• Instruction:
Give the number of lines in the records below that include "JSON", and nothing more.

Provided material start

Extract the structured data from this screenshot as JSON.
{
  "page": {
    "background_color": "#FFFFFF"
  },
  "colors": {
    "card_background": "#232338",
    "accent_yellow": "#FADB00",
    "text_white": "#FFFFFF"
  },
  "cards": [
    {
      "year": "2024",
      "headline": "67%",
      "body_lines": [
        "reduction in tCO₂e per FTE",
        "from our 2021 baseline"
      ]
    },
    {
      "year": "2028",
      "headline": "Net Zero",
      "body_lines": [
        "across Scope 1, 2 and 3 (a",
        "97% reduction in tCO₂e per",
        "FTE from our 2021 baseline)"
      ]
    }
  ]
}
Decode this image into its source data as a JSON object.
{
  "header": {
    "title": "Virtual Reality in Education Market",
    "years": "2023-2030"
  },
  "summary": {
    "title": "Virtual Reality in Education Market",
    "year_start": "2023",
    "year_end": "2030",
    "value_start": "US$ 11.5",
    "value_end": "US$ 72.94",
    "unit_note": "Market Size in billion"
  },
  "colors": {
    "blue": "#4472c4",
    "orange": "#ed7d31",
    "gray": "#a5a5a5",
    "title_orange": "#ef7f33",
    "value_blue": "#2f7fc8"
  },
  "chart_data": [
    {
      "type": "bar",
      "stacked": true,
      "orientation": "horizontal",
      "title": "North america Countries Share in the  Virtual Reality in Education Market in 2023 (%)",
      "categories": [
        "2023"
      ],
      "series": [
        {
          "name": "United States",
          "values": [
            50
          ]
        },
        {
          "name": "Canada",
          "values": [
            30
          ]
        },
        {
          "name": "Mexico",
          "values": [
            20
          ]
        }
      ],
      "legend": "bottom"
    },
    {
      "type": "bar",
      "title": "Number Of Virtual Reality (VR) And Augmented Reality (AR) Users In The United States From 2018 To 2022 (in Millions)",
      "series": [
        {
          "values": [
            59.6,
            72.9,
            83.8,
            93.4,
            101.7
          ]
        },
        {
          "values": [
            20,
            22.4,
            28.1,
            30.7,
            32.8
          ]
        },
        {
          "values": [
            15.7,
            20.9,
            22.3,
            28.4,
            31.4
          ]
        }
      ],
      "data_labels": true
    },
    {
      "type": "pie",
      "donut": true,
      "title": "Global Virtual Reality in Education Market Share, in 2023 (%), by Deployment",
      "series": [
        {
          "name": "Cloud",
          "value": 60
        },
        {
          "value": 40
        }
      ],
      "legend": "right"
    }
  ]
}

Provided material end

• Output:
2